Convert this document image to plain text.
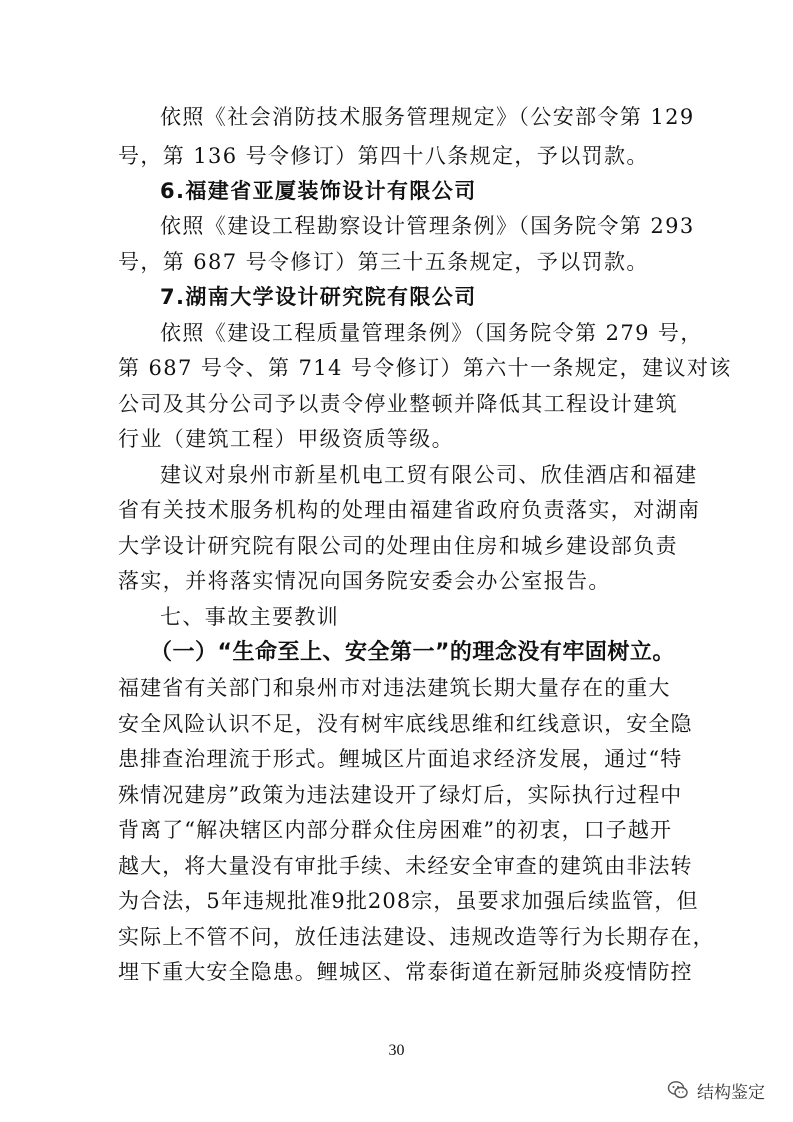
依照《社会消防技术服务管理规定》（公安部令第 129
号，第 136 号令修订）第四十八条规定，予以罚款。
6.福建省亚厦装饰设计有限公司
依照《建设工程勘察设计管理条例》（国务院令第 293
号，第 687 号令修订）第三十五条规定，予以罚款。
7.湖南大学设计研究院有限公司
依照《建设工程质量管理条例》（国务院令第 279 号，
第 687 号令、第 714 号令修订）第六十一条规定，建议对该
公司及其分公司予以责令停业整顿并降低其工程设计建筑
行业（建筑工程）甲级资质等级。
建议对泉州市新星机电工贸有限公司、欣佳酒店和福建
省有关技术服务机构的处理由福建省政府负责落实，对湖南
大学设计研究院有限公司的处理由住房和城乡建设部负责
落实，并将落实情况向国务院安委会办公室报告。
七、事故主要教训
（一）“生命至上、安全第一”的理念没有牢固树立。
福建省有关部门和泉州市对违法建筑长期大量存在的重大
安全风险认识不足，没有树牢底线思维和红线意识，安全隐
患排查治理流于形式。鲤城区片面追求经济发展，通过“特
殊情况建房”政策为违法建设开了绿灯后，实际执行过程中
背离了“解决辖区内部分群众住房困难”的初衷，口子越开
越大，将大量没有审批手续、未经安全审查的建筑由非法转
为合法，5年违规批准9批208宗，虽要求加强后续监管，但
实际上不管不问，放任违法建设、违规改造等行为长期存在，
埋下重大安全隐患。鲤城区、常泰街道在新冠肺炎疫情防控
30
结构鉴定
* * *
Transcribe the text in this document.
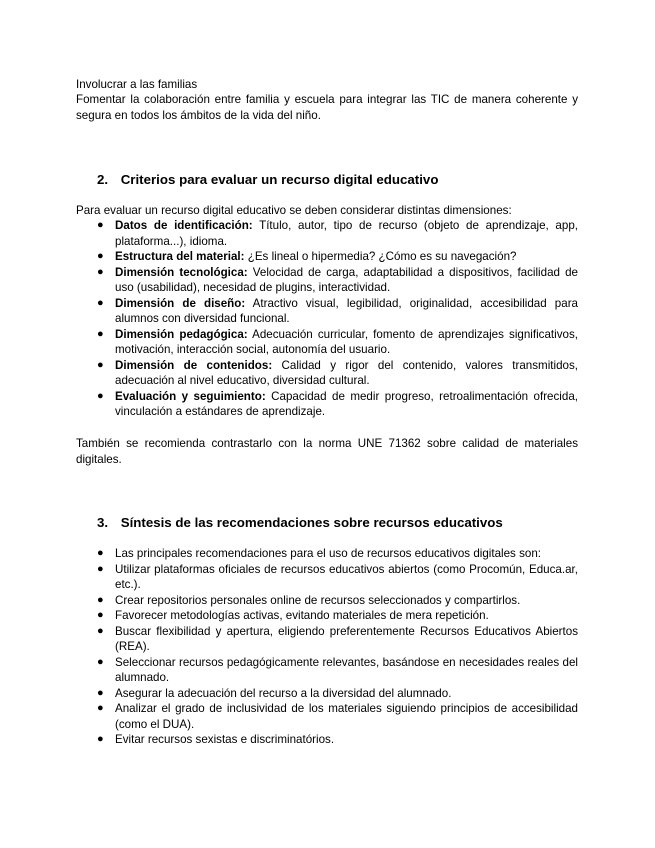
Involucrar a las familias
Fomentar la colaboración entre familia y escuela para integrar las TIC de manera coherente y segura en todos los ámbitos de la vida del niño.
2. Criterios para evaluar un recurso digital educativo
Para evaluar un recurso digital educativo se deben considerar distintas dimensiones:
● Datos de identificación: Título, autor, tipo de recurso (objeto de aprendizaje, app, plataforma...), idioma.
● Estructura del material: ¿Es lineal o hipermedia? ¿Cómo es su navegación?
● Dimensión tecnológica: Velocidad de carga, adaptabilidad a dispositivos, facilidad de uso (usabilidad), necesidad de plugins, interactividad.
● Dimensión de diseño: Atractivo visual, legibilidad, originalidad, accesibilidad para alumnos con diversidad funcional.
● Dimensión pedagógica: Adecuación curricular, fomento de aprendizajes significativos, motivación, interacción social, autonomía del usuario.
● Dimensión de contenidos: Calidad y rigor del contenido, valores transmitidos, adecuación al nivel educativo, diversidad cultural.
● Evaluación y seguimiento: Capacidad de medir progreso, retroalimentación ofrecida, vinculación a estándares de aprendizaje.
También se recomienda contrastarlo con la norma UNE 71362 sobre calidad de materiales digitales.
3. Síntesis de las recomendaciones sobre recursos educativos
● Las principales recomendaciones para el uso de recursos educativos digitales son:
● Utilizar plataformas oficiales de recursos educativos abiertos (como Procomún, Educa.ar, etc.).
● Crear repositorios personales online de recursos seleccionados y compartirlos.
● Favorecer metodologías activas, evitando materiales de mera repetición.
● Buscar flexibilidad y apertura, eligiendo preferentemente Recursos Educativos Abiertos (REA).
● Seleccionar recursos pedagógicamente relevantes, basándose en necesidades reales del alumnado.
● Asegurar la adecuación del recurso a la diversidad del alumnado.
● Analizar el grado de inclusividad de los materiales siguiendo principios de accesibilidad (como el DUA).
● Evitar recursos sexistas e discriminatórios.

# Exercise task
Above are the entries; count how many of their lines contain the word "recomendaciones" and give only that number.

# Answer to the problem
2